# TO DO
Please count the lines in the listing below where the word "months" appears. Give the number only.

[Saved entries]
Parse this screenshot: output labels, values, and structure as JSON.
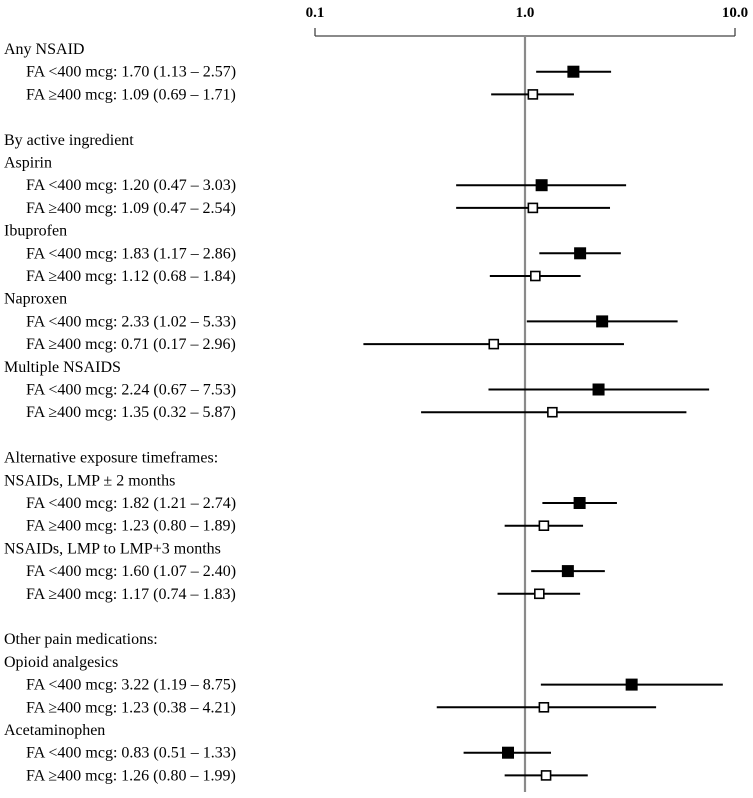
{
  "chart_data": {
    "type": "forest",
    "title": "",
    "xscale": "log",
    "xlim": [
      0.1,
      10.0
    ],
    "reference_line": 1.0,
    "ticks": [
      {
        "value": 0.1,
        "label": "0.1"
      },
      {
        "value": 1.0,
        "label": "1.0"
      },
      {
        "value": 10.0,
        "label": "10.0"
      }
    ],
    "legend_markers": {
      "filled": "FA <400 mcg",
      "open": "FA ≥400 mcg"
    },
    "rows": [
      {
        "label": "Any NSAID",
        "kind": "header"
      },
      {
        "label": "FA <400 mcg: 1.70 (1.13 – 2.57)",
        "kind": "estimate",
        "marker": "filled",
        "est": 1.7,
        "lo": 1.13,
        "hi": 2.57
      },
      {
        "label": "FA ≥400 mcg: 1.09 (0.69 – 1.71)",
        "kind": "estimate",
        "marker": "open",
        "est": 1.09,
        "lo": 0.69,
        "hi": 1.71
      },
      {
        "kind": "spacer"
      },
      {
        "label": "By active ingredient",
        "kind": "header"
      },
      {
        "label": "Aspirin",
        "kind": "header"
      },
      {
        "label": "FA <400 mcg: 1.20 (0.47 – 3.03)",
        "kind": "estimate",
        "marker": "filled",
        "est": 1.2,
        "lo": 0.47,
        "hi": 3.03
      },
      {
        "label": "FA ≥400 mcg: 1.09 (0.47 – 2.54)",
        "kind": "estimate",
        "marker": "open",
        "est": 1.09,
        "lo": 0.47,
        "hi": 2.54
      },
      {
        "label": "Ibuprofen",
        "kind": "header"
      },
      {
        "label": "FA <400 mcg: 1.83 (1.17 – 2.86)",
        "kind": "estimate",
        "marker": "filled",
        "est": 1.83,
        "lo": 1.17,
        "hi": 2.86
      },
      {
        "label": "FA ≥400 mcg: 1.12 (0.68 – 1.84)",
        "kind": "estimate",
        "marker": "open",
        "est": 1.12,
        "lo": 0.68,
        "hi": 1.84
      },
      {
        "label": "Naproxen",
        "kind": "header"
      },
      {
        "label": "FA <400 mcg: 2.33 (1.02 – 5.33)",
        "kind": "estimate",
        "marker": "filled",
        "est": 2.33,
        "lo": 1.02,
        "hi": 5.33
      },
      {
        "label": "FA ≥400 mcg: 0.71 (0.17 – 2.96)",
        "kind": "estimate",
        "marker": "open",
        "est": 0.71,
        "lo": 0.17,
        "hi": 2.96
      },
      {
        "label": "Multiple NSAIDS",
        "kind": "header"
      },
      {
        "label": "FA <400 mcg: 2.24 (0.67 – 7.53)",
        "kind": "estimate",
        "marker": "filled",
        "est": 2.24,
        "lo": 0.67,
        "hi": 7.53
      },
      {
        "label": "FA ≥400 mcg: 1.35 (0.32 – 5.87)",
        "kind": "estimate",
        "marker": "open",
        "est": 1.35,
        "lo": 0.32,
        "hi": 5.87
      },
      {
        "kind": "spacer"
      },
      {
        "label": "Alternative exposure timeframes:",
        "kind": "header"
      },
      {
        "label": "NSAIDs, LMP ± 2 months",
        "kind": "header"
      },
      {
        "label": "FA <400 mcg: 1.82 (1.21 – 2.74)",
        "kind": "estimate",
        "marker": "filled",
        "est": 1.82,
        "lo": 1.21,
        "hi": 2.74
      },
      {
        "label": "FA ≥400 mcg: 1.23 (0.80 – 1.89)",
        "kind": "estimate",
        "marker": "open",
        "est": 1.23,
        "lo": 0.8,
        "hi": 1.89
      },
      {
        "label": "NSAIDs, LMP to LMP+3 months",
        "kind": "header"
      },
      {
        "label": "FA <400 mcg: 1.60 (1.07 – 2.40)",
        "kind": "estimate",
        "marker": "filled",
        "est": 1.6,
        "lo": 1.07,
        "hi": 2.4
      },
      {
        "label": "FA ≥400 mcg: 1.17 (0.74 – 1.83)",
        "kind": "estimate",
        "marker": "open",
        "est": 1.17,
        "lo": 0.74,
        "hi": 1.83
      },
      {
        "kind": "spacer"
      },
      {
        "label": "Other pain medications:",
        "kind": "header"
      },
      {
        "label": "Opioid analgesics",
        "kind": "header"
      },
      {
        "label": "FA <400 mcg: 3.22 (1.19 – 8.75)",
        "kind": "estimate",
        "marker": "filled",
        "est": 3.22,
        "lo": 1.19,
        "hi": 8.75
      },
      {
        "label": "FA ≥400 mcg: 1.23 (0.38 – 4.21)",
        "kind": "estimate",
        "marker": "open",
        "est": 1.23,
        "lo": 0.38,
        "hi": 4.21
      },
      {
        "label": "Acetaminophen",
        "kind": "header"
      },
      {
        "label": "FA <400 mcg: 0.83 (0.51 – 1.33)",
        "kind": "estimate",
        "marker": "filled",
        "est": 0.83,
        "lo": 0.51,
        "hi": 1.33
      },
      {
        "label": "FA ≥400 mcg: 1.26 (0.80 – 1.99)",
        "kind": "estimate",
        "marker": "open",
        "est": 1.26,
        "lo": 0.8,
        "hi": 1.99
      }
    ]
  }
}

# REPLY TO THE EXERCISE
2